[Rows from a figure dataset]
--- BEGIN ---
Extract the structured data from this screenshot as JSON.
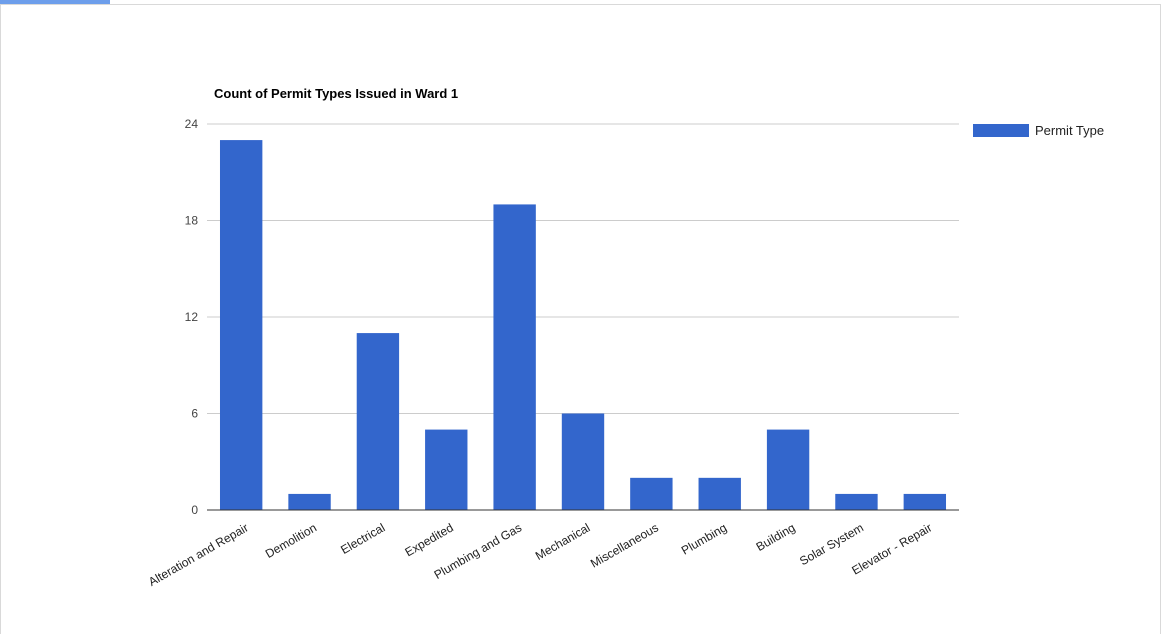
{
  "accent_color": "#6d9eeb",
  "chart_data": {
    "type": "bar",
    "title": "Count of Permit Types Issued in Ward 1",
    "xlabel": "",
    "ylabel": "",
    "categories": [
      "Alteration and Repair",
      "Demolition",
      "Electrical",
      "Expedited",
      "Plumbing and Gas",
      "Mechanical",
      "Miscellaneous",
      "Plumbing",
      "Building",
      "Solar System",
      "Elevator - Repair"
    ],
    "series": [
      {
        "name": "Permit Type",
        "color": "#3366cc",
        "values": [
          23,
          1,
          11,
          5,
          19,
          6,
          2,
          2,
          5,
          1,
          1
        ]
      }
    ],
    "ylim": [
      0,
      24
    ],
    "yticks": [
      0,
      6,
      12,
      18,
      24
    ],
    "grid": true,
    "legend_position": "right"
  }
}
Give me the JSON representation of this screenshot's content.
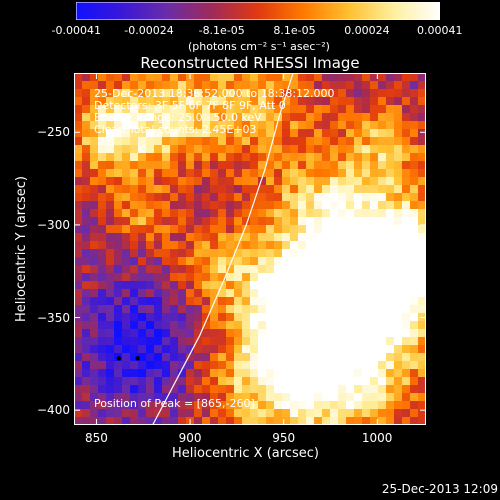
{
  "colorbar": {
    "tick_labels": [
      "-0.00041",
      "-0.00024",
      "-8.1e-05",
      "8.1e-05",
      "0.00024",
      "0.00041"
    ],
    "unit_label": "(photons cm⁻² s⁻¹ asec⁻²)",
    "colors": [
      "#1010ff",
      "#3a18d8",
      "#6a2ca8",
      "#a02a58",
      "#e03a10",
      "#ff7a00",
      "#ffc030",
      "#fff0a0",
      "#ffffff"
    ]
  },
  "chart_data": {
    "type": "heatmap",
    "title": "Reconstructed RHESSI Image",
    "xlabel": "Heliocentric X (arcsec)",
    "ylabel": "Heliocentric Y (arcsec)",
    "xlim": [
      838,
      1026
    ],
    "ylim": [
      -408,
      -218
    ],
    "x_ticks": [
      850,
      900,
      950,
      1000
    ],
    "y_ticks": [
      -250,
      -300,
      -350,
      -400
    ],
    "clim": [
      -0.00041,
      0.00041
    ],
    "peak": [
      865,
      -260
    ],
    "limb_points": [
      [
        880,
        -408
      ],
      [
        892,
        -385
      ],
      [
        905,
        -360
      ],
      [
        918,
        -330
      ],
      [
        930,
        -300
      ],
      [
        940,
        -270
      ],
      [
        948,
        -240
      ],
      [
        955,
        -218
      ]
    ],
    "markers": [
      [
        862,
        -372
      ],
      [
        872,
        -372
      ]
    ]
  },
  "annotations": {
    "time_range": "25-Dec-2013 18:36:52.000 to 18:38:12.000",
    "detectors": "Detectors: 3F 5F 6F 7F 8F 9F, Att 0",
    "energy": "Energy Range: 25.0 - 50.0 keV",
    "clean": "Clean    Total counts: 2.45E+03",
    "peak_position": "Position of Peak = [865,-260]"
  },
  "footer": {
    "timestamp": "25-Dec-2013 12:09"
  }
}
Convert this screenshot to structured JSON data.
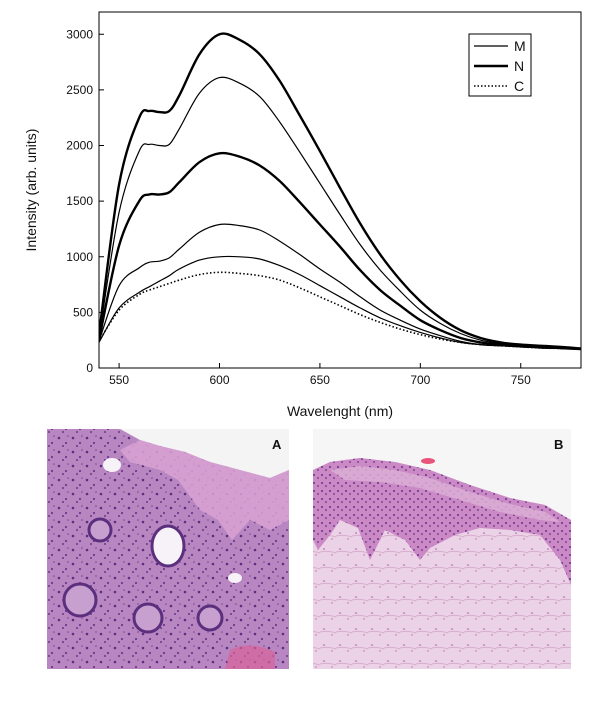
{
  "chart_data": {
    "type": "line",
    "xlabel": "Wavelenght (nm)",
    "ylabel": "Intensity (arb. units)",
    "xlim": [
      540,
      780
    ],
    "ylim": [
      0,
      3200
    ],
    "xticks": [
      550,
      600,
      650,
      700,
      750
    ],
    "yticks": [
      0,
      500,
      1000,
      1500,
      2000,
      2500,
      3000
    ],
    "grid": false,
    "legend": {
      "position": "top-right",
      "entries": [
        {
          "label": "M",
          "style": "solid-thin"
        },
        {
          "label": "N",
          "style": "solid-thick"
        },
        {
          "label": "C",
          "style": "dotted"
        }
      ]
    },
    "x": [
      540,
      550,
      560,
      565,
      570,
      575,
      580,
      590,
      600,
      610,
      620,
      630,
      640,
      650,
      660,
      670,
      680,
      690,
      700,
      710,
      720,
      730,
      740,
      750,
      760,
      770,
      780
    ],
    "series": [
      {
        "style": "solid-thick",
        "values": [
          300,
          1650,
          2250,
          2310,
          2300,
          2310,
          2450,
          2820,
          3000,
          2950,
          2820,
          2580,
          2270,
          1950,
          1620,
          1300,
          1020,
          790,
          600,
          450,
          340,
          270,
          230,
          210,
          200,
          190,
          175
        ]
      },
      {
        "style": "solid-thin",
        "values": [
          270,
          1400,
          1950,
          2010,
          2000,
          2010,
          2150,
          2470,
          2610,
          2560,
          2440,
          2210,
          1940,
          1660,
          1380,
          1110,
          880,
          690,
          520,
          400,
          310,
          250,
          220,
          200,
          190,
          180,
          170
        ]
      },
      {
        "style": "solid-thick",
        "values": [
          250,
          1100,
          1500,
          1560,
          1560,
          1580,
          1670,
          1850,
          1930,
          1900,
          1820,
          1680,
          1490,
          1290,
          1090,
          880,
          700,
          560,
          430,
          340,
          270,
          230,
          210,
          200,
          190,
          180,
          170
        ]
      },
      {
        "style": "solid-thin",
        "values": [
          240,
          740,
          900,
          950,
          960,
          990,
          1070,
          1220,
          1290,
          1280,
          1240,
          1140,
          1020,
          890,
          770,
          640,
          520,
          430,
          350,
          290,
          240,
          210,
          200,
          190,
          180,
          175,
          170
        ]
      },
      {
        "style": "solid-thin",
        "values": [
          230,
          540,
          680,
          730,
          780,
          830,
          890,
          970,
          1000,
          1000,
          980,
          920,
          840,
          740,
          640,
          540,
          450,
          380,
          320,
          270,
          230,
          210,
          200,
          190,
          180,
          175,
          170
        ]
      },
      {
        "style": "dotted",
        "values": [
          240,
          520,
          660,
          700,
          730,
          760,
          790,
          840,
          860,
          850,
          830,
          790,
          720,
          640,
          560,
          480,
          410,
          350,
          300,
          260,
          230,
          210,
          200,
          190,
          180,
          175,
          170
        ]
      }
    ]
  },
  "panels": [
    {
      "letter": "A",
      "tissue_color": "#b07ab8",
      "dark_color": "#6a3a88",
      "light_color": "#e8c8e4"
    },
    {
      "letter": "B",
      "tissue_color": "#e7c2dc",
      "dark_color": "#7a3c8c",
      "light_color": "#f5e6f0"
    }
  ]
}
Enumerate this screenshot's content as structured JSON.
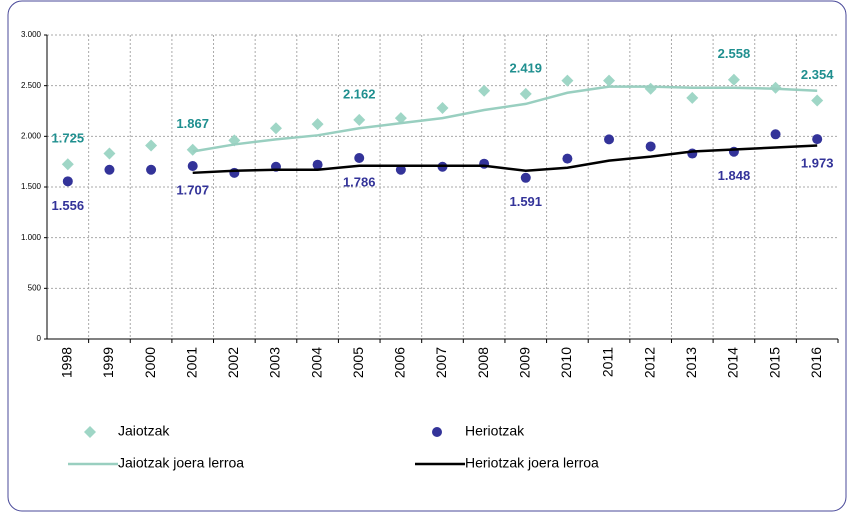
{
  "chart_data": {
    "type": "line",
    "categories": [
      "1998",
      "1999",
      "2000",
      "2001",
      "2002",
      "2003",
      "2004",
      "2005",
      "2006",
      "2007",
      "2008",
      "2009",
      "2010",
      "2011",
      "2012",
      "2013",
      "2014",
      "2015",
      "2016"
    ],
    "ylim": [
      0,
      3000
    ],
    "yticks": [
      0,
      500,
      {
        "value": 1000,
        "label": "1.000"
      },
      {
        "value": 1500,
        "label": "1.500"
      },
      {
        "value": 2000,
        "label": "2.000"
      },
      {
        "value": 2500,
        "label": "2.500"
      },
      {
        "value": 3000,
        "label": "3.000"
      }
    ],
    "grid": true,
    "legend": "bottom",
    "series": [
      {
        "name": "Jaiotzak",
        "kind": "diamond",
        "color": "#9fd6c6",
        "label_color": "#1f8f8f",
        "values": [
          1725,
          1830,
          1910,
          1867,
          1960,
          2080,
          2120,
          2162,
          2180,
          2280,
          2450,
          2419,
          2550,
          2550,
          2470,
          2380,
          2558,
          2480,
          2354
        ],
        "value_labels": [
          "1.725",
          null,
          null,
          "1.867",
          null,
          null,
          null,
          "2.162",
          null,
          null,
          null,
          "2.419",
          null,
          null,
          null,
          null,
          "2.558",
          null,
          "2.354"
        ]
      },
      {
        "name": "Heriotzak",
        "kind": "dot",
        "color": "#333399",
        "label_color": "#333399",
        "values": [
          1556,
          1670,
          1670,
          1707,
          1640,
          1700,
          1720,
          1786,
          1670,
          1700,
          1730,
          1591,
          1780,
          1970,
          1900,
          1830,
          1848,
          2020,
          1973
        ],
        "value_labels": [
          "1.556",
          null,
          null,
          "1.707",
          null,
          null,
          null,
          "1.786",
          null,
          null,
          null,
          "1.591",
          null,
          null,
          null,
          null,
          "1.848",
          null,
          "1.973"
        ]
      },
      {
        "name": "Jaiotzak joera lerroa",
        "kind": "line",
        "color": "#99cfc0",
        "values": [
          null,
          null,
          null,
          1850,
          1920,
          1970,
          2010,
          2080,
          2130,
          2180,
          2260,
          2320,
          2430,
          2490,
          2490,
          2480,
          2480,
          2470,
          2450
        ]
      },
      {
        "name": "Heriotzak joera lerroa",
        "kind": "line",
        "color": "#000000",
        "values": [
          null,
          null,
          null,
          1640,
          1660,
          1670,
          1670,
          1710,
          1710,
          1710,
          1710,
          1660,
          1690,
          1760,
          1800,
          1850,
          1870,
          1890,
          1910
        ]
      }
    ]
  }
}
--- END ---
**WHAT IS REQUIRED:** Show every line from the entries above in which "title" appears.

**EXPECTED ANSWER:**
    "title": "Count of Permit Types Issued in Ward 1",
    "title": "Reconstructed RHESSI Image",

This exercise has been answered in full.